***** GIVEN RECORDS *****
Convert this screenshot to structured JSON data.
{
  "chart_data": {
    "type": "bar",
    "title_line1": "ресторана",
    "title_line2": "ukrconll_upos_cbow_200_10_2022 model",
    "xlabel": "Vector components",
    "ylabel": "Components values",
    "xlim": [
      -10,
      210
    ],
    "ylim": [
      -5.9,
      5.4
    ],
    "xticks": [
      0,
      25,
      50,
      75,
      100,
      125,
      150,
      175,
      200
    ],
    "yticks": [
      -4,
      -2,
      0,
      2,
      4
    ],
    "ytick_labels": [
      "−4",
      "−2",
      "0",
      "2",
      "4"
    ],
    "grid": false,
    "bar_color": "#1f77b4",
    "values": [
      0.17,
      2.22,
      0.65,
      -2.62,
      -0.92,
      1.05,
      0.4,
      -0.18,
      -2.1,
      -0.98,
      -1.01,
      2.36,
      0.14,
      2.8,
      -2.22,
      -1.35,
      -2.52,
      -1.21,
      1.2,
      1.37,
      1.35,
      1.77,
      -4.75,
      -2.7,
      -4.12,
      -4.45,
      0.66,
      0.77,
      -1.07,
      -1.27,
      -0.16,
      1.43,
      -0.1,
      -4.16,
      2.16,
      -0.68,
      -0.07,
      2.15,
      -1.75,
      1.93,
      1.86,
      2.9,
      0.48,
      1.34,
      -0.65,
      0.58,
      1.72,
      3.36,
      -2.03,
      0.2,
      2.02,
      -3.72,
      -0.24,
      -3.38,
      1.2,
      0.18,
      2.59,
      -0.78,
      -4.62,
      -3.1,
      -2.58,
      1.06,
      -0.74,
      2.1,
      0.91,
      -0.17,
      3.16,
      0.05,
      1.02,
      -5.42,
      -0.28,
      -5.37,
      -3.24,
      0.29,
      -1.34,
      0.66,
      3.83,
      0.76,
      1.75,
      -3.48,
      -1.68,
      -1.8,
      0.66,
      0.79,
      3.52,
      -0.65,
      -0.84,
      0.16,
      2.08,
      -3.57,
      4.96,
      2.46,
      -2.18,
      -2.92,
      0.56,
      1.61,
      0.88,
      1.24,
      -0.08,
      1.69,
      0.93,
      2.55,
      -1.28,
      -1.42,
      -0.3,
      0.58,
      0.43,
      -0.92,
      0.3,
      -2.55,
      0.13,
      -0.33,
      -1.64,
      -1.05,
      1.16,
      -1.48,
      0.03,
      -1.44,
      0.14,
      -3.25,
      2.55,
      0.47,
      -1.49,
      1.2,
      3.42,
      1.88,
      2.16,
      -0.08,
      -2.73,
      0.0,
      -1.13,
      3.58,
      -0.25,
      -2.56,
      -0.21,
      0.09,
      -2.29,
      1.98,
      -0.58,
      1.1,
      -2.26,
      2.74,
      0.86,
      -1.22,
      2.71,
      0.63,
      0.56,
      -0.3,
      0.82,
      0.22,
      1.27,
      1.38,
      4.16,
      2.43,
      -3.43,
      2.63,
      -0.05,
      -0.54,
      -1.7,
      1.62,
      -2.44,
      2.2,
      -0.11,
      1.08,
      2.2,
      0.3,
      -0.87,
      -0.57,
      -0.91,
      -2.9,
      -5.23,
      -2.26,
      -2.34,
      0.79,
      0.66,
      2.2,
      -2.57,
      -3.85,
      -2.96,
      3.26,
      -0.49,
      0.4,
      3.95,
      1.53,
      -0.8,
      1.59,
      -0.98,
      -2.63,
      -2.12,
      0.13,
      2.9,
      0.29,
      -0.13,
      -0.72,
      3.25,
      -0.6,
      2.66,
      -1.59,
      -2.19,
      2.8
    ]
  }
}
*****
▶ WHAT IS EXPECTED:
Write out every line of the material again, exactly as it reads.

▶ RESPONSE:
Convert this screenshot to structured JSON data.
{
  "chart_data": {
    "type": "bar",
    "title_line1": "ресторана",
    "title_line2": "ukrconll_upos_cbow_200_10_2022 model",
    "xlabel": "Vector components",
    "ylabel": "Components values",
    "xlim": [
      -10,
      210
    ],
    "ylim": [
      -5.9,
      5.4
    ],
    "xticks": [
      0,
      25,
      50,
      75,
      100,
      125,
      150,
      175,
      200
    ],
    "yticks": [
      -4,
      -2,
      0,
      2,
      4
    ],
    "ytick_labels": [
      "−4",
      "−2",
      "0",
      "2",
      "4"
    ],
    "grid": false,
    "bar_color": "#1f77b4",
    "values": [
      0.17,
      2.22,
      0.65,
      -2.62,
      -0.92,
      1.05,
      0.4,
      -0.18,
      -2.1,
      -0.98,
      -1.01,
      2.36,
      0.14,
      2.8,
      -2.22,
      -1.35,
      -2.52,
      -1.21,
      1.2,
      1.37,
      1.35,
      1.77,
      -4.75,
      -2.7,
      -4.12,
      -4.45,
      0.66,
      0.77,
      -1.07,
      -1.27,
      -0.16,
      1.43,
      -0.1,
      -4.16,
      2.16,
      -0.68,
      -0.07,
      2.15,
      -1.75,
      1.93,
      1.86,
      2.9,
      0.48,
      1.34,
      -0.65,
      0.58,
      1.72,
      3.36,
      -2.03,
      0.2,
      2.02,
      -3.72,
      -0.24,
      -3.38,
      1.2,
      0.18,
      2.59,
      -0.78,
      -4.62,
      -3.1,
      -2.58,
      1.06,
      -0.74,
      2.1,
      0.91,
      -0.17,
      3.16,
      0.05,
      1.02,
      -5.42,
      -0.28,
      -5.37,
      -3.24,
      0.29,
      -1.34,
      0.66,
      3.83,
      0.76,
      1.75,
      -3.48,
      -1.68,
      -1.8,
      0.66,
      0.79,
      3.52,
      -0.65,
      -0.84,
      0.16,
      2.08,
      -3.57,
      4.96,
      2.46,
      -2.18,
      -2.92,
      0.56,
      1.61,
      0.88,
      1.24,
      -0.08,
      1.69,
      0.93,
      2.55,
      -1.28,
      -1.42,
      -0.3,
      0.58,
      0.43,
      -0.92,
      0.3,
      -2.55,
      0.13,
      -0.33,
      -1.64,
      -1.05,
      1.16,
      -1.48,
      0.03,
      -1.44,
      0.14,
      -3.25,
      2.55,
      0.47,
      -1.49,
      1.2,
      3.42,
      1.88,
      2.16,
      -0.08,
      -2.73,
      0.0,
      -1.13,
      3.58,
      -0.25,
      -2.56,
      -0.21,
      0.09,
      -2.29,
      1.98,
      -0.58,
      1.1,
      -2.26,
      2.74,
      0.86,
      -1.22,
      2.71,
      0.63,
      0.56,
      -0.3,
      0.82,
      0.22,
      1.27,
      1.38,
      4.16,
      2.43,
      -3.43,
      2.63,
      -0.05,
      -0.54,
      -1.7,
      1.62,
      -2.44,
      2.2,
      -0.11,
      1.08,
      2.2,
      0.3,
      -0.87,
      -0.57,
      -0.91,
      -2.9,
      -5.23,
      -2.26,
      -2.34,
      0.79,
      0.66,
      2.2,
      -2.57,
      -3.85,
      -2.96,
      3.26,
      -0.49,
      0.4,
      3.95,
      1.53,
      -0.8,
      1.59,
      -0.98,
      -2.63,
      -2.12,
      0.13,
      2.9,
      0.29,
      -0.13,
      -0.72,
      3.25,
      -0.6,
      2.66,
      -1.59,
      -2.19,
      2.8
    ]
  }
}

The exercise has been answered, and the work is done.